RECORDS PROVIDED:
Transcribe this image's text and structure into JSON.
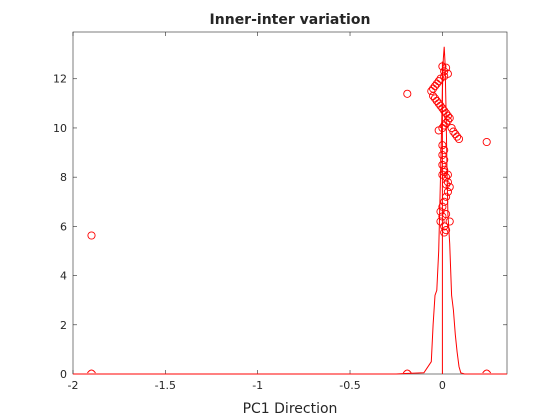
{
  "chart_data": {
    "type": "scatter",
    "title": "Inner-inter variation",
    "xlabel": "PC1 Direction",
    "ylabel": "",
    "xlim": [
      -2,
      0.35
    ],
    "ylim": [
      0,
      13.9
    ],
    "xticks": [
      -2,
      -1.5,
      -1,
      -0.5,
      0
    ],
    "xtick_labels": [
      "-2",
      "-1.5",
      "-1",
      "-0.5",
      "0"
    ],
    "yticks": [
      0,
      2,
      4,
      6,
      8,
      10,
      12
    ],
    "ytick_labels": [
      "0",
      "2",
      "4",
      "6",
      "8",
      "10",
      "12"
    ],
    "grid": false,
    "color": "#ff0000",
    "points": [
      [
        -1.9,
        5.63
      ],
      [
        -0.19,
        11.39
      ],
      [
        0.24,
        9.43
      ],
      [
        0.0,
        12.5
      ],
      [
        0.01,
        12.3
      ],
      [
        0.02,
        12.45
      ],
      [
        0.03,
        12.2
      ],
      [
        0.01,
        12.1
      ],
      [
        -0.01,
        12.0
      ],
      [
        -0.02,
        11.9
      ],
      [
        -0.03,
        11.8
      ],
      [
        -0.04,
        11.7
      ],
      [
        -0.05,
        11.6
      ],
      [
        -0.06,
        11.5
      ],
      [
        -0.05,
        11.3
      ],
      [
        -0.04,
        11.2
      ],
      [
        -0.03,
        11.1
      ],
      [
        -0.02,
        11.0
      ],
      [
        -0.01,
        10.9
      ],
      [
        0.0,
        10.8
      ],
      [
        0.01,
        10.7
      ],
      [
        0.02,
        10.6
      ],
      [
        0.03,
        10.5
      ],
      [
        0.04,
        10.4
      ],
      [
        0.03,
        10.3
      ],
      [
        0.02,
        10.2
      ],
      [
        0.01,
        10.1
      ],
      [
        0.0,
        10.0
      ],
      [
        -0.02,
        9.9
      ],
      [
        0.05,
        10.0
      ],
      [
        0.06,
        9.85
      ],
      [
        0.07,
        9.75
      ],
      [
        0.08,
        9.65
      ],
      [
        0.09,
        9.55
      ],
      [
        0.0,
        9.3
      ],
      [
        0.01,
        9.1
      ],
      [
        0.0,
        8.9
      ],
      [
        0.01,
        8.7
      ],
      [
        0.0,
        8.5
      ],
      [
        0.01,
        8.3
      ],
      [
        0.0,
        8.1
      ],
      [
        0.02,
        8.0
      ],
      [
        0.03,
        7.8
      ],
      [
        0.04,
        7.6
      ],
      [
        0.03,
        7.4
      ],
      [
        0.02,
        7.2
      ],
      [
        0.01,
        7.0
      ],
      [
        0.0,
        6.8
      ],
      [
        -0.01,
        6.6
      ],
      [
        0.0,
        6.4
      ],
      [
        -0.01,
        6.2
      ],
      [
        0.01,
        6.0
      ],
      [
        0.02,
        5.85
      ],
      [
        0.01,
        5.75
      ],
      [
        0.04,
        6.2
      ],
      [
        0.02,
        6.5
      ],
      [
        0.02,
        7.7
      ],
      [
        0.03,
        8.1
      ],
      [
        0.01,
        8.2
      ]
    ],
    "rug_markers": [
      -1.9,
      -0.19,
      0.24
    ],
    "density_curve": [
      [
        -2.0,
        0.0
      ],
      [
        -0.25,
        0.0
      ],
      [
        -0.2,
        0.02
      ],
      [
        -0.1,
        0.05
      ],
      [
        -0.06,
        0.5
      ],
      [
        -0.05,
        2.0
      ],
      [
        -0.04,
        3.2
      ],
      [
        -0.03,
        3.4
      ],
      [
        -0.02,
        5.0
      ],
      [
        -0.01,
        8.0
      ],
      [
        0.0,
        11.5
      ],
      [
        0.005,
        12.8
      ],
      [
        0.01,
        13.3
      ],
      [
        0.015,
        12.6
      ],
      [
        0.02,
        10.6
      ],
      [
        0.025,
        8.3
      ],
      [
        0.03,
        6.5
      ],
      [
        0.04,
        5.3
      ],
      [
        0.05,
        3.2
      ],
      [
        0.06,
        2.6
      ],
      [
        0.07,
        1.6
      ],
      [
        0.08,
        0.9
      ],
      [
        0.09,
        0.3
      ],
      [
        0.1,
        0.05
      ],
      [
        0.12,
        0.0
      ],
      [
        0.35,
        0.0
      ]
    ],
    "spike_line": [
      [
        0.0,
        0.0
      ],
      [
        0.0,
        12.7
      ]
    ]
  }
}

TASK DIRECTIONS:
Transcribe the listing above verbatim. Omit the pictures.

WRITTEN RESPONSE:
Transcribe this image's text and structure into JSON.
{
  "chart_data": {
    "type": "scatter",
    "title": "Inner-inter variation",
    "xlabel": "PC1 Direction",
    "ylabel": "",
    "xlim": [
      -2,
      0.35
    ],
    "ylim": [
      0,
      13.9
    ],
    "xticks": [
      -2,
      -1.5,
      -1,
      -0.5,
      0
    ],
    "xtick_labels": [
      "-2",
      "-1.5",
      "-1",
      "-0.5",
      "0"
    ],
    "yticks": [
      0,
      2,
      4,
      6,
      8,
      10,
      12
    ],
    "ytick_labels": [
      "0",
      "2",
      "4",
      "6",
      "8",
      "10",
      "12"
    ],
    "grid": false,
    "color": "#ff0000",
    "points": [
      [
        -1.9,
        5.63
      ],
      [
        -0.19,
        11.39
      ],
      [
        0.24,
        9.43
      ],
      [
        0.0,
        12.5
      ],
      [
        0.01,
        12.3
      ],
      [
        0.02,
        12.45
      ],
      [
        0.03,
        12.2
      ],
      [
        0.01,
        12.1
      ],
      [
        -0.01,
        12.0
      ],
      [
        -0.02,
        11.9
      ],
      [
        -0.03,
        11.8
      ],
      [
        -0.04,
        11.7
      ],
      [
        -0.05,
        11.6
      ],
      [
        -0.06,
        11.5
      ],
      [
        -0.05,
        11.3
      ],
      [
        -0.04,
        11.2
      ],
      [
        -0.03,
        11.1
      ],
      [
        -0.02,
        11.0
      ],
      [
        -0.01,
        10.9
      ],
      [
        0.0,
        10.8
      ],
      [
        0.01,
        10.7
      ],
      [
        0.02,
        10.6
      ],
      [
        0.03,
        10.5
      ],
      [
        0.04,
        10.4
      ],
      [
        0.03,
        10.3
      ],
      [
        0.02,
        10.2
      ],
      [
        0.01,
        10.1
      ],
      [
        0.0,
        10.0
      ],
      [
        -0.02,
        9.9
      ],
      [
        0.05,
        10.0
      ],
      [
        0.06,
        9.85
      ],
      [
        0.07,
        9.75
      ],
      [
        0.08,
        9.65
      ],
      [
        0.09,
        9.55
      ],
      [
        0.0,
        9.3
      ],
      [
        0.01,
        9.1
      ],
      [
        0.0,
        8.9
      ],
      [
        0.01,
        8.7
      ],
      [
        0.0,
        8.5
      ],
      [
        0.01,
        8.3
      ],
      [
        0.0,
        8.1
      ],
      [
        0.02,
        8.0
      ],
      [
        0.03,
        7.8
      ],
      [
        0.04,
        7.6
      ],
      [
        0.03,
        7.4
      ],
      [
        0.02,
        7.2
      ],
      [
        0.01,
        7.0
      ],
      [
        0.0,
        6.8
      ],
      [
        -0.01,
        6.6
      ],
      [
        0.0,
        6.4
      ],
      [
        -0.01,
        6.2
      ],
      [
        0.01,
        6.0
      ],
      [
        0.02,
        5.85
      ],
      [
        0.01,
        5.75
      ],
      [
        0.04,
        6.2
      ],
      [
        0.02,
        6.5
      ],
      [
        0.02,
        7.7
      ],
      [
        0.03,
        8.1
      ],
      [
        0.01,
        8.2
      ]
    ],
    "rug_markers": [
      -1.9,
      -0.19,
      0.24
    ],
    "density_curve": [
      [
        -2.0,
        0.0
      ],
      [
        -0.25,
        0.0
      ],
      [
        -0.2,
        0.02
      ],
      [
        -0.1,
        0.05
      ],
      [
        -0.06,
        0.5
      ],
      [
        -0.05,
        2.0
      ],
      [
        -0.04,
        3.2
      ],
      [
        -0.03,
        3.4
      ],
      [
        -0.02,
        5.0
      ],
      [
        -0.01,
        8.0
      ],
      [
        0.0,
        11.5
      ],
      [
        0.005,
        12.8
      ],
      [
        0.01,
        13.3
      ],
      [
        0.015,
        12.6
      ],
      [
        0.02,
        10.6
      ],
      [
        0.025,
        8.3
      ],
      [
        0.03,
        6.5
      ],
      [
        0.04,
        5.3
      ],
      [
        0.05,
        3.2
      ],
      [
        0.06,
        2.6
      ],
      [
        0.07,
        1.6
      ],
      [
        0.08,
        0.9
      ],
      [
        0.09,
        0.3
      ],
      [
        0.1,
        0.05
      ],
      [
        0.12,
        0.0
      ],
      [
        0.35,
        0.0
      ]
    ],
    "spike_line": [
      [
        0.0,
        0.0
      ],
      [
        0.0,
        12.7
      ]
    ]
  }
}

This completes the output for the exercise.